| BRIEF |
Return every line below in which "before" appears.

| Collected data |
* * *
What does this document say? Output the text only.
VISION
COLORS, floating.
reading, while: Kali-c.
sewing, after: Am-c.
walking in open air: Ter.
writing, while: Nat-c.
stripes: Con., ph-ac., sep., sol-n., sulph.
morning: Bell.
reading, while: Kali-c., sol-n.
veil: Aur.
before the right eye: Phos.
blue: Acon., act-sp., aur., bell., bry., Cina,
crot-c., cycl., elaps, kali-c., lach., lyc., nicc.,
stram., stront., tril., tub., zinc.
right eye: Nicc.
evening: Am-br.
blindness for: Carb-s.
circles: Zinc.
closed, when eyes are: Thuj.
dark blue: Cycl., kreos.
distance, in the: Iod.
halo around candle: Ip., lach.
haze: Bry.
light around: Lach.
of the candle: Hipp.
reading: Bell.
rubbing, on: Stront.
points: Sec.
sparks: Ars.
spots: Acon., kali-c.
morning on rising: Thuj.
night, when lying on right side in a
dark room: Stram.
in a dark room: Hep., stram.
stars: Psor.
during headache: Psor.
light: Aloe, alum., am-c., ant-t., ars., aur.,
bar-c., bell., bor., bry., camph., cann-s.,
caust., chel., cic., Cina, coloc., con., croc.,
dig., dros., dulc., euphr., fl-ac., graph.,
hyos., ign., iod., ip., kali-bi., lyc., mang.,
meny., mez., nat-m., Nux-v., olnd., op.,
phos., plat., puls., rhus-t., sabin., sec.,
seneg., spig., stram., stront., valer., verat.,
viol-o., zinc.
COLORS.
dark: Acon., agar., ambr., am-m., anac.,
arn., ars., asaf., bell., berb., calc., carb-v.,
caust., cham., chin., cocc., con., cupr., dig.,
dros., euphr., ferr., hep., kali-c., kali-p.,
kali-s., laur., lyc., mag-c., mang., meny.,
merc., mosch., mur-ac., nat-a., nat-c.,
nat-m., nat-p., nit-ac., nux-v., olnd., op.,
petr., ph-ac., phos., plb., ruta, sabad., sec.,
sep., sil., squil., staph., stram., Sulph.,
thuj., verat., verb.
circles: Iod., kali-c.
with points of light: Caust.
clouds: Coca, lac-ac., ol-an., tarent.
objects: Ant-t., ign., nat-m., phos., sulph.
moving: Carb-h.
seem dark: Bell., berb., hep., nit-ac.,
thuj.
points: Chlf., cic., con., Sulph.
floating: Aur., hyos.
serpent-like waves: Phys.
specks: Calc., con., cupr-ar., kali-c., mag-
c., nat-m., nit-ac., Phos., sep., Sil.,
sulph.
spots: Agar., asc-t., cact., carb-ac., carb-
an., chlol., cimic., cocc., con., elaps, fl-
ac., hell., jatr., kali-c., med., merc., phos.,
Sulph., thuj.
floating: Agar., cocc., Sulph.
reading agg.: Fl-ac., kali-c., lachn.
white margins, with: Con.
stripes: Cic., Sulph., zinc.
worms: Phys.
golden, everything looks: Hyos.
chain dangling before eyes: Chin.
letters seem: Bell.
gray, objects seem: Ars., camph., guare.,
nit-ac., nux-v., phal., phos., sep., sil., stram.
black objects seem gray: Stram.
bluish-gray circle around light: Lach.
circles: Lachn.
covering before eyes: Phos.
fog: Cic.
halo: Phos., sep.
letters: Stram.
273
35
* * *
| REPLY |
before the right eye: Phos.
chain dangling before eyes: Chin.
covering before eyes: Phos.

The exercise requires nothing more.